Problem to solve.
Search the entries for the word "Strategy" and pull out each line that has it.

Dataset entries.
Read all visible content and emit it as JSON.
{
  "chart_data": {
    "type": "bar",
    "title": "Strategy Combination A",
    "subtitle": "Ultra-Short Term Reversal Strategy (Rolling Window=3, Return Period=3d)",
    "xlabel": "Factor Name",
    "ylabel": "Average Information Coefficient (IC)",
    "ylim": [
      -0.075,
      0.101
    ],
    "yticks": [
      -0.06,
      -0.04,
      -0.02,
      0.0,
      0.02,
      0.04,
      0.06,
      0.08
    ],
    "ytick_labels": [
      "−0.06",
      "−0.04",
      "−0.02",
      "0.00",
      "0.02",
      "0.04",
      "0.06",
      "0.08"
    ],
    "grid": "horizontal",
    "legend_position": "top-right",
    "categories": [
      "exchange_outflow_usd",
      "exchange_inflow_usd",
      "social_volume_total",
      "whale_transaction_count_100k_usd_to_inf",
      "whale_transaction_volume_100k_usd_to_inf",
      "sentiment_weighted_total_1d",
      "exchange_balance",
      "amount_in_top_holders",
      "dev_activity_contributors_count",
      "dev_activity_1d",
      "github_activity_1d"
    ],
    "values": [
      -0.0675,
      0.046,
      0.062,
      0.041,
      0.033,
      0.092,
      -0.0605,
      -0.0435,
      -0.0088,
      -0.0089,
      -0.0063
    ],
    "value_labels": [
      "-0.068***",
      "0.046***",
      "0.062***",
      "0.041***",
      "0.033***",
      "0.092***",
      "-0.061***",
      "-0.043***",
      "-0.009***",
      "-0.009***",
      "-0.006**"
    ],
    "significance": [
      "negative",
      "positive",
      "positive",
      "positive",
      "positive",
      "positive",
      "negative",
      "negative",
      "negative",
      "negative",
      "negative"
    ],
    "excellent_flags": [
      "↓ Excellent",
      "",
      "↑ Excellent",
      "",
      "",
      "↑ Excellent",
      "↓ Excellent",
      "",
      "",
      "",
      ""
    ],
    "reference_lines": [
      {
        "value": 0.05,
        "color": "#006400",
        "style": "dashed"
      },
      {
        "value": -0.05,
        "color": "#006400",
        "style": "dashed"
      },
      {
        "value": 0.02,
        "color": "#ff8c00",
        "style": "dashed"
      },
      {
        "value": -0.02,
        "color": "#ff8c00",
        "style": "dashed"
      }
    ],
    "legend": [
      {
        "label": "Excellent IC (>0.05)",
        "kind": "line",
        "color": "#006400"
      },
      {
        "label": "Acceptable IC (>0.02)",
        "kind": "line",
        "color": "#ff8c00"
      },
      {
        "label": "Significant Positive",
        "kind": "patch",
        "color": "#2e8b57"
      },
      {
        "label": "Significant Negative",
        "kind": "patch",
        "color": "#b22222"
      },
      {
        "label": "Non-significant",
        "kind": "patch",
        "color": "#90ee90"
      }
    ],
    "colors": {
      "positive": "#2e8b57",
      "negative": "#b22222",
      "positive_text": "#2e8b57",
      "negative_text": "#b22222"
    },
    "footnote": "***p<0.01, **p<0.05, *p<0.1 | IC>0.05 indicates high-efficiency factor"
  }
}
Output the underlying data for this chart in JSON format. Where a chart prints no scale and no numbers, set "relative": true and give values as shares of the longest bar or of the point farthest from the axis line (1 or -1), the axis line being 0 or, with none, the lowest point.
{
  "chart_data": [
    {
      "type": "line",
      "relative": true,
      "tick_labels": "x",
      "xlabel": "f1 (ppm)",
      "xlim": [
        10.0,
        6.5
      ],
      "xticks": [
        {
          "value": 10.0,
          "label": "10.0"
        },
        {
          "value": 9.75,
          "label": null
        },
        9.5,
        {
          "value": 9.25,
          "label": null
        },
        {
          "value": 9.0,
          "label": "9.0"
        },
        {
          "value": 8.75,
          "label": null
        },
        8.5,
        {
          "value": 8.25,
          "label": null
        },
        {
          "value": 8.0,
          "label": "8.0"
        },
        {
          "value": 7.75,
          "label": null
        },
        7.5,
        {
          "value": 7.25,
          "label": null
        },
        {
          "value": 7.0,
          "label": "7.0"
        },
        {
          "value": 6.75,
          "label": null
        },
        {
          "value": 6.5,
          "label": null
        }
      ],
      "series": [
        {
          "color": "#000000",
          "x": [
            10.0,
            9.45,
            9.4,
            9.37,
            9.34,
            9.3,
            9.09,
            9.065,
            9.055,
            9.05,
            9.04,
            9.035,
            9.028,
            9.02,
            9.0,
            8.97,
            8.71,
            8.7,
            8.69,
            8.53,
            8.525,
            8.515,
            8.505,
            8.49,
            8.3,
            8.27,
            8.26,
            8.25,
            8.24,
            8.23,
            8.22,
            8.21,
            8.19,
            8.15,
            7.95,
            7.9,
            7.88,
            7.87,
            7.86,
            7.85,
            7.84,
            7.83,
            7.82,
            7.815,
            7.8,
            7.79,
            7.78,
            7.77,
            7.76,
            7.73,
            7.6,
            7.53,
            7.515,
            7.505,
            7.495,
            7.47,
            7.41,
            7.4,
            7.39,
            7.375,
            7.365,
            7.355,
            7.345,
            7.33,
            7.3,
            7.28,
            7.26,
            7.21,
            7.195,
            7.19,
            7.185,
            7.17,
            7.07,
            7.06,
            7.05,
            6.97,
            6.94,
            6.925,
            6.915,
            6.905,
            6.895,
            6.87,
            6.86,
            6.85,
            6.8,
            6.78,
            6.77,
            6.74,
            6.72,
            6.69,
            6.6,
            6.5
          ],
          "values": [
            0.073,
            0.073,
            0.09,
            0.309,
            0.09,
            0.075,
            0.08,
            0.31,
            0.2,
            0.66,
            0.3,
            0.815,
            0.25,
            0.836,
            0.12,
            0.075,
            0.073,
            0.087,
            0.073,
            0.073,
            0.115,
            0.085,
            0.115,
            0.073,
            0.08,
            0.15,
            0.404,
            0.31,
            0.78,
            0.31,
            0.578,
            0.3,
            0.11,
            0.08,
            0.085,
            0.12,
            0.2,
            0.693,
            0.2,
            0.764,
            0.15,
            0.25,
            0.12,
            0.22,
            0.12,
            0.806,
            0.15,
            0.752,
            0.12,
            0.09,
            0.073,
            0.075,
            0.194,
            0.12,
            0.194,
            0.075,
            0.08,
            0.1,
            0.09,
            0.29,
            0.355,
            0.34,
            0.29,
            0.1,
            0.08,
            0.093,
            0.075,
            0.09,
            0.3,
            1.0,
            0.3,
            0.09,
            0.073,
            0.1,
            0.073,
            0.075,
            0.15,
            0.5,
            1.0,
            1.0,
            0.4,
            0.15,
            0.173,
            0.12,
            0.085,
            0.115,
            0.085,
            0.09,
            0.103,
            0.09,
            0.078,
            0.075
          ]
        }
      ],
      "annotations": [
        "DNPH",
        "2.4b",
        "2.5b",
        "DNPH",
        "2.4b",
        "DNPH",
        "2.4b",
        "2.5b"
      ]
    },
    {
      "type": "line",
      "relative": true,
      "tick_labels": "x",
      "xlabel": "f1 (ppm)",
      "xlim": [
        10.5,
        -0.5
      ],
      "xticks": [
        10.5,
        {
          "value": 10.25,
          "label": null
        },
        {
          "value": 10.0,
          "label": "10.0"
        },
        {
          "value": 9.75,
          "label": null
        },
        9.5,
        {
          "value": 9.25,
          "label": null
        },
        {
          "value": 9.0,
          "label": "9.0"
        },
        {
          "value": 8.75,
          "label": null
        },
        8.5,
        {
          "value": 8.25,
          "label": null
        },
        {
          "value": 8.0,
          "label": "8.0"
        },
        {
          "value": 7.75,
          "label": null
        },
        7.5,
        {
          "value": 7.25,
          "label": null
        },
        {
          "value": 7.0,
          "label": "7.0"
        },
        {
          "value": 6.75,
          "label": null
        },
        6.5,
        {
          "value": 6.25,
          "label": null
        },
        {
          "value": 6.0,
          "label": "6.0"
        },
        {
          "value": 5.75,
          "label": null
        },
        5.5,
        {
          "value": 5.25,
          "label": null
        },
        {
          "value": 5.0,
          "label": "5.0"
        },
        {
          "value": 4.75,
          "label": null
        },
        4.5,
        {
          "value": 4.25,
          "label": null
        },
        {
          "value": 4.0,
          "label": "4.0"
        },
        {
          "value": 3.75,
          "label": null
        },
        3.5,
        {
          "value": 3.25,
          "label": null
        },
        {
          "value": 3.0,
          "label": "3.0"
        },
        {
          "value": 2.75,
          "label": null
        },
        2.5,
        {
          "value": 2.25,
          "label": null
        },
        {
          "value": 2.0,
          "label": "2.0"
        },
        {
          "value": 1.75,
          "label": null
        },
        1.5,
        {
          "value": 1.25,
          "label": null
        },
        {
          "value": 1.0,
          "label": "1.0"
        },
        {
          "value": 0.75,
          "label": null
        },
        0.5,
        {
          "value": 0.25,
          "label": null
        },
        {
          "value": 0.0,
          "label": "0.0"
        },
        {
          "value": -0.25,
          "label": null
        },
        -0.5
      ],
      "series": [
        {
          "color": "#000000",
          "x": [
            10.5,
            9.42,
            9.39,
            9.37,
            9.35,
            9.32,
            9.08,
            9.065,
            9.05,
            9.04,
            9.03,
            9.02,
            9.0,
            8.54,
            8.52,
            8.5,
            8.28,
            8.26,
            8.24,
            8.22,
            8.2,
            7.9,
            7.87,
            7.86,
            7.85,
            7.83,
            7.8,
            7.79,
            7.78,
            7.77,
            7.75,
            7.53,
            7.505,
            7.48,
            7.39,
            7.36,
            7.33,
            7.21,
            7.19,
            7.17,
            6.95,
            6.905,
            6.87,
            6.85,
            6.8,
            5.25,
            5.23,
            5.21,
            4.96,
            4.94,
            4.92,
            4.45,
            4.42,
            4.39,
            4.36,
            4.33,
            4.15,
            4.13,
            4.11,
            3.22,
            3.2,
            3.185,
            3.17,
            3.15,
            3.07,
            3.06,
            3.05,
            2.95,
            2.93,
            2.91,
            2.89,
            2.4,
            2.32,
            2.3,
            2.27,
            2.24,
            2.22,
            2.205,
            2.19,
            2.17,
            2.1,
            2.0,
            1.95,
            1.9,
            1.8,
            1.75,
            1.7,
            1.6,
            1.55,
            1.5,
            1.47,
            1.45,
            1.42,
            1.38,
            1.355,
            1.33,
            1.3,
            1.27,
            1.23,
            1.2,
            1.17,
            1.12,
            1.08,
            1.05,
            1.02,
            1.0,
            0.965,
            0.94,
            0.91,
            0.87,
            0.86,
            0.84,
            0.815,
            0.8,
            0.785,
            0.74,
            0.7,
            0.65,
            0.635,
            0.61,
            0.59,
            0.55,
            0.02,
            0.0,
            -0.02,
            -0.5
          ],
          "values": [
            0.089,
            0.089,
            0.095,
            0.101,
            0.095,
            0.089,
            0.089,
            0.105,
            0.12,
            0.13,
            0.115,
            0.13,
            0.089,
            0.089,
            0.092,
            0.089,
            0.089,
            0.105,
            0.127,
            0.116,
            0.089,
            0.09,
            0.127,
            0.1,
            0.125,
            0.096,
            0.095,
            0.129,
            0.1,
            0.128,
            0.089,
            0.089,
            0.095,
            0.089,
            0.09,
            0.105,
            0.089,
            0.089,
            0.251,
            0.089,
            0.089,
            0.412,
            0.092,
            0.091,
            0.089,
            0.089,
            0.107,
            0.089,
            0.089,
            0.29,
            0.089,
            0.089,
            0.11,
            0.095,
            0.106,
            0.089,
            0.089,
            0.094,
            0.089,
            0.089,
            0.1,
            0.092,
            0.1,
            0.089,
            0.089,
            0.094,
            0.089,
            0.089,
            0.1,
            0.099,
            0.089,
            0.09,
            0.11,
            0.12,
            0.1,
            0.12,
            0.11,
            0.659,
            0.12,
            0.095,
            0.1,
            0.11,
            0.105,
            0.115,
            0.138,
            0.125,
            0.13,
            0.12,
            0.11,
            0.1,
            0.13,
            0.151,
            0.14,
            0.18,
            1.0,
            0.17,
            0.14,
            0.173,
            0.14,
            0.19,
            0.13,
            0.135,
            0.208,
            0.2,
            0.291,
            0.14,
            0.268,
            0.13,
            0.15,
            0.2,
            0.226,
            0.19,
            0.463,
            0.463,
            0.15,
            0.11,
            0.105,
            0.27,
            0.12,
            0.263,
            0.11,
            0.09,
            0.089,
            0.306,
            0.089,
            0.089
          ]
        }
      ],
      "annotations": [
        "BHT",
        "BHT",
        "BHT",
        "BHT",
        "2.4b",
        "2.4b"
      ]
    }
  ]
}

Exercise result.
    "title": "Strategy Combination A",
    "subtitle": "Ultra-Short Term Reversal Strategy (Rolling Window=3, Return Period=3d)",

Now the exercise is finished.